WHAT TO PRODUCE:
Reproduce the passage on recently issued accounting standards word for word.

Recently Issued Accounting Standards
In June 2006, the FASB issued FIN No. 48, Accounting for Uncertainty in Income Taxes-an interpretation of FASB Statement No. 109 (FIN 48), which clarifies the accounting for uncertainty in income tax positions. FIN 48 defines the threshold for recognizing tax return positions in the financial statements as more likely than not that the position is sustainable, based on technical merits of the provision. FIN 48 also provides guidance on the measurement, classification and disclosure of tax return positions in the financial statements. FIN 48 is effective for the first reporting period beginning after December 15, 2006, with the cumulative effect of the change in accounting principle recorded as an adjustment to the beginning balance of retained earnings in the period of adoption. The Companys accounting for income tax contingency reserves is not based on the provisions of FIN 48 because its financial statements for the nine months ended September 30, 2006 have been issued without the early adoption of the provisions of this interpretation. The Company is currently evaluating the impact of adopting FIN 48 on its consolidated financial statements.
In June 2006, the FASB ratified the consensuses of Emerging Issues Task Force (EITF) Issue No. 06-3, How Taxes Collected from Customers and Remitted to Governmental Authorities Should Be Presented in the Income Statement (That Is, Gross versus Net Presentation) (EITF 06-3). EITF 06-3 clarifies that the scope of this Issue includes any tax assessed by a governmental authority that is imposed concurrently with or subsequent to a revenue-producing transaction between a seller and a customer and indicates that the income statement presentation on either a gross basis or a net basis of the taxes within the scope of the Issue is an accounting policy decision that should be disclosed. Furthermore, for taxes reported on a gross basis, an enterprise should disclose the amounts of those taxes in interim and annual financial statements for each period for which an income statement is presented. The consensus is effective, through retrospective application, for periods beginning after December 15, 2006. The Company currently presents taxes on a net basis within the scope of this issue.

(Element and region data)

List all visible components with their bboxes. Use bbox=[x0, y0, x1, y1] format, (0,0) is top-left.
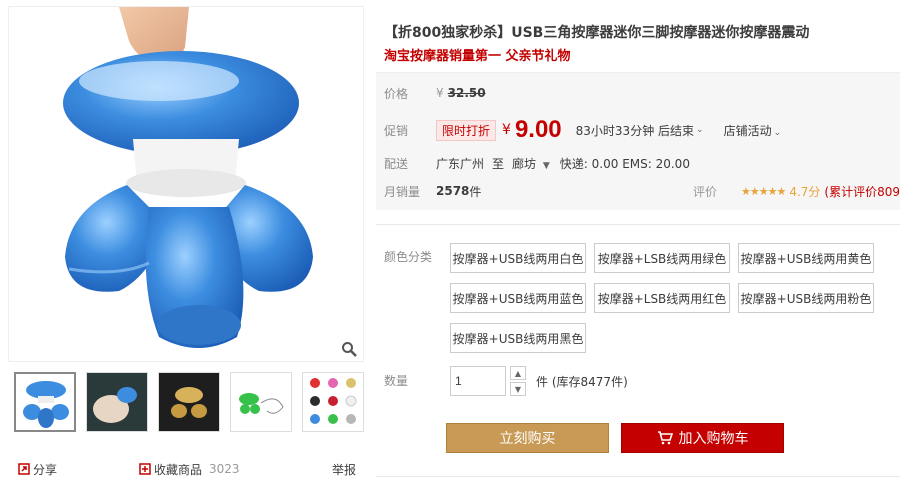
sku-label: 颜色分类 bbox=[384, 250, 433, 264]
share-label: 分享 bbox=[33, 462, 58, 477]
shipping-fee: 快递: 0.00 EMS: 20.00 bbox=[559, 156, 690, 171]
review-count: (累计评价809 bbox=[824, 184, 900, 199]
stock-info: 件 (库存8477件) bbox=[536, 373, 628, 390]
thumb-green-massager-icon bbox=[239, 393, 284, 414]
share-link[interactable]: 分享 bbox=[18, 461, 57, 478]
price-row: 价格 ¥ 32.50 bbox=[376, 81, 486, 105]
thumbnail-1[interactable] bbox=[14, 372, 76, 432]
sales-row: 月销量 2578 件 评价 ★★★★★ 4.7分 (累计评价809 bbox=[376, 179, 900, 203]
thumbnail-3[interactable] bbox=[158, 372, 220, 432]
gallery-panel: 分享 收藏商品 3023 举报 bbox=[0, 0, 370, 484]
sku-option[interactable]: 按摩器+USB线两用白色 bbox=[450, 243, 586, 273]
collect-link[interactable]: 收藏商品 3023 bbox=[139, 461, 240, 478]
sku-option[interactable]: 按摩器+USB线两用黑色 bbox=[450, 323, 586, 353]
store-activity-label: 店铺活动 bbox=[723, 123, 772, 138]
quantity-increase-button[interactable]: ▲ bbox=[510, 366, 526, 380]
promo-timer: 83小时33分钟 后结束 bbox=[575, 123, 695, 138]
cart-icon bbox=[657, 431, 673, 445]
buy-now-button[interactable]: 立刻购买 bbox=[446, 423, 609, 453]
sku-option[interactable]: 按摩器+USB线两用粉色 bbox=[738, 283, 874, 313]
timer-chevron-icon[interactable]: ⌄ bbox=[696, 125, 704, 135]
promo-label: 促销 bbox=[384, 123, 409, 138]
sales-unit: 件 bbox=[469, 184, 482, 199]
store-activity-chevron-icon: ⌄ bbox=[773, 127, 782, 138]
zoom-icon[interactable] bbox=[341, 341, 357, 357]
sales-count: 2578 bbox=[436, 184, 470, 198]
thumb-color-variants-icon bbox=[310, 378, 357, 424]
collect-label: 收藏商品 bbox=[154, 462, 203, 477]
bottom-divider bbox=[376, 476, 900, 477]
rating-group[interactable]: 评价 ★★★★★ 4.7分 (累计评价809 bbox=[693, 183, 900, 200]
shipping-from: 广东广州 bbox=[436, 156, 485, 171]
thumb-usage-photo-icon bbox=[87, 373, 147, 431]
collect-count: 3023 bbox=[209, 462, 240, 476]
destination-caret-icon: ▼ bbox=[542, 160, 550, 171]
thumbnail-strip bbox=[14, 372, 364, 434]
rating-score: 4.7分 bbox=[789, 184, 821, 199]
product-subtitle: 淘宝按摩器销量第一 父亲节礼物 bbox=[384, 49, 571, 64]
promo-tag: 限时打折 bbox=[436, 119, 497, 141]
store-activity-dropdown[interactable]: 店铺活动 ⌄ bbox=[724, 122, 782, 139]
price-currency: ¥ bbox=[436, 86, 444, 100]
promo-price: 9.00 bbox=[514, 116, 562, 143]
sku-option[interactable]: 按摩器+LSB线两用红色 bbox=[594, 283, 730, 313]
sales-label: 月销量 bbox=[384, 184, 421, 199]
thumbnail-5[interactable] bbox=[302, 372, 364, 432]
quantity-unit: 件 bbox=[536, 375, 549, 389]
promo-row: 促销 限时打折 ¥ 9.00 83小时33分钟 后结束 ⌄ 店铺活动 ⌄ bbox=[376, 115, 781, 145]
sku-option[interactable]: 按摩器+USB线两用黄色 bbox=[738, 243, 874, 273]
add-to-cart-label: 加入购物车 bbox=[678, 431, 749, 447]
divider bbox=[376, 224, 900, 225]
rating-label: 评价 bbox=[692, 184, 717, 199]
rating-stars-icon: ★★★★★ bbox=[741, 184, 786, 198]
report-link[interactable]: 举报 bbox=[332, 461, 356, 478]
share-bar: 分享 收藏商品 3023 举报 bbox=[16, 460, 356, 478]
shipping-label: 配送 bbox=[384, 156, 409, 171]
add-to-cart-button[interactable]: 加入购物车 bbox=[621, 423, 784, 453]
share-icon bbox=[18, 463, 30, 475]
price-block: 价格 ¥ 32.50 促销 限时打折 ¥ 9.00 83小时33分钟 后结束 ⌄… bbox=[376, 72, 900, 210]
thumbnail-4[interactable] bbox=[230, 372, 292, 432]
quantity-decrease-button[interactable]: ▼ bbox=[510, 382, 526, 396]
quantity-input[interactable] bbox=[450, 366, 506, 396]
quantity-label: 数量 bbox=[384, 374, 409, 388]
shipping-to: 廊坊 bbox=[512, 156, 537, 171]
shipping-destination-dropdown[interactable]: 廊坊 ▼ bbox=[512, 155, 550, 172]
massager-illustration bbox=[63, 7, 313, 348]
report-label: 举报 bbox=[331, 462, 356, 477]
detail-panel: 【折800独家秒杀】USB三角按摩器迷你三脚按摩器迷你按摩器震动 淘宝按摩器销量… bbox=[370, 0, 900, 484]
collect-icon bbox=[139, 463, 151, 475]
product-title: 【折800独家秒杀】USB三角按摩器迷你三脚按摩器迷你按摩器震动 bbox=[384, 25, 810, 41]
thumbnail-2[interactable] bbox=[86, 372, 148, 432]
promo-currency: ¥ bbox=[502, 122, 511, 138]
shipping-row: 配送 广东广州 至 廊坊 ▼ 快递: 0.00 EMS: 20.00 bbox=[376, 151, 690, 175]
stock-count: (库存8477件) bbox=[551, 375, 628, 389]
sku-option[interactable]: 按摩器+LSB线两用绿色 bbox=[594, 243, 730, 273]
main-product-image[interactable] bbox=[8, 6, 364, 362]
sku-option[interactable]: 按摩器+USB线两用蓝色 bbox=[450, 283, 586, 313]
shipping-to-word: 至 bbox=[492, 156, 505, 171]
original-price: 32.50 bbox=[447, 86, 486, 100]
price-label: 价格 bbox=[384, 86, 409, 101]
thumb-massager-icon bbox=[23, 381, 69, 428]
thumb-gold-massager-icon bbox=[159, 373, 219, 431]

WRITTEN REPLY:
Recently Issued Accounting Standards
In June 2006, the FASB issued FIN No. 48, Accounting for Uncertainty in Income Taxes-an interpretation of FASB Statement No. 109 (FIN 48), which clarifies the accounting for uncertainty in income tax positions. FIN 48 defines the threshold for recognizing tax return positions in the financial statements as more likely than not that the position is sustainable, based on technical merits of the provision. FIN 48 also provides guidance on the measurement, classification and disclosure of tax return positions in the financial statements. FIN 48 is effective for the first reporting period beginning after December 15, 2006, with the cumulative effect of the change in accounting principle recorded as an adjustment to the beginning balance of retained earnings in the period of adoption. The Companys accounting for income tax contingency reserves is not based on the provisions of FIN 48 because its financial statements for the nine months ended September 30, 2006 have been issued without the early adoption of the provisions of this interpretation. The Company is currently evaluating the impact of adopting FIN 48 on its consolidated financial statements.
In June 2006, the FASB ratified the consensuses of Emerging Issues Task Force (EITF) Issue No. 06-3, How Taxes Collected from Customers and Remitted to Governmental Authorities Should Be Presented in the Income Statement (That Is, Gross versus Net Presentation) (EITF 06-3). EITF 06-3 clarifies that the scope of this Issue includes any tax assessed by a governmental authority that is imposed concurrently with or subsequent to a revenue-producing transaction between a seller and a customer and indicates that the income statement presentation on either a gross basis or a net basis of the taxes within the scope of the Issue is an accounting policy decision that should be disclosed. Furthermore, for taxes reported on a gross basis, an enterprise should disclose the amounts of those taxes in interim and annual financial statements for each period for which an income statement is presented. The consensus is effective, through retrospective application, for periods beginning after December 15, 2006. The Company currently presents taxes on a net basis within the scope of this issue.